start Document

So what is going on in Cirincione’s brain? Here’s one possibility:
A number of people at Quincy have argued that the US has mismanaged its relationship with Russia for decades, pursuing ill-advised policies that increased the chances of an invasion of Ukraine. I think they’re right, and I’ve made this argument myself. It is extremely common (and here I speak from bitter experience) for people to assume that if you make this argument you mean to absolve Putin of blame for the invasion—to “justify” the invasion, as Cirincione puts it.
Cirincione doesn’t come out and say that he’s making this assumption, but he does say some things that make a particular kind of sense when read in that light.
Consider this quote he gave Politico: “They [people at Quincy] excuse Russia’s military threats and actions because they believe that they [the threats and actions] have been provoked by US policies.”
Taken at face value, this sentence doesn’t seem worth bothering with. It’s a proposed explanation of why people at Quincy excuse the invasion—and until Cirincione can give us an example of people at Quincy who actually are excusing the invasion, an explanation of this behavior won’t be something we’re urgently in need of.
But it may be that this sentence has, in addition to its explicit meaning, a second level of significance—as a kind of refracted rendering of the logic that underlies Cirincione’s accusations: He thinks that people who believe unwise American policies made invasion more likely will inevitably believe that Russia is blameless for the invasion—so criticism by people at Quincy of past American policies is both Cirincione’s evidence that they “excuse” Russia for the invasion and his explanation of why they do.
This account of Cirincione’s thinking is just a theory, and a conjectural one at that. One thing that counts against it is that Cirincione himself has been—in the past, at least—critical of some of the US policies toward Russia that people like Lieven complain about (like NATO expansion).
In any event, whether or not Cirincione is thinking this way, lots of people do, and when they do they’re making a logical error. There are various ways to reconcile (a) believing that unwise US policies made invasion more likely with (b) blaming Putin for the invasion. Here’s my own approach:
Those unwise US policies didn’t violate international law, whereas Russia’s invasion did. So Russia is the criminal, and it’s important to punish criminal behavior (though I share the view of some people at Quincy that pushing Russia entirely out of Ukraine probably can’t be done without courting an unacceptable risk of regional or even nuclear war).
There are other ways to reconcile the belief that wiser American policy might have averted this war with the belief that Russia is nonetheless to blame for it. But it’s not shocking to see people overlook these possibilities and fallaciously conflate criticizing American policy with excusing Russia’s behavior. After all, to not make that conflation is to exhibit a kind of nuance that’s rare not just in foreign policy discourse but in discourse about blame and responsibility generally.
As a rule, an argument about the moral responsibility for some calamity is an argument with two sides, advanced by two teams. One team dwells on things Actor A did that led to the calamity, and the other team dwells on things Actor B did that led to the calamity. And the two teams contend, respectively, that Actor B or Actor A deserves all the blame.
The problem with this kind of discourse isn’t just that it’s binary—that it assumes 100 percent of the blame must lie on one side or the other. Another problem—and one more relevant to the Ukraine issue—is that this kind of discourse doesn’t take account of the ambiguity of the word “blame.” Blaming a country for unwise policy isn’t the same as blaming it for violating international norms, let alone blaming it for violating international law.

end Document

Work to complete
1 - Answer these about the commentary on Cirincione:
(a) According to the Politico quote, why does Cirincione say people at Quincy excuse Russia's military threats and actions?
(b) Which US policy toward Russia is cited as one Cirincione himself has criticized in the past?
(c) In the writer's own approach, what separates the unwise US policies from Russia's invasion?
2 - Can you summarize the commentary on Cirincione in two sentences?
You won't need the lines after this point.

start Recorded information

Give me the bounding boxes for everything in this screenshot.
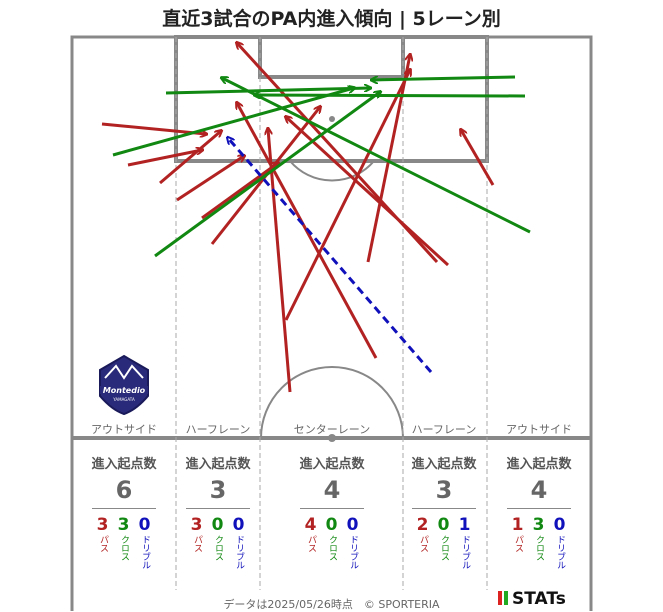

end Recorded information

The solutions
1 -
(a) Because they believe those threats and actions have been provoked by US policies.
(b) NATO expansion.
(c) The US policies didn't violate international law, whereas Russia's invasion did.

2 - The writer offers a conjectural theory: Cirincione assumes that anyone who believes unwise US policies made Russia's invasion of Ukraine more likely must think Russia is blameless. The writer calls that common assumption a logical error, reconciles the two views by noting that the invasion violated international law while the US policies did not, and faults blame discourse for being binary and ignoring the ambiguity of the word "blame."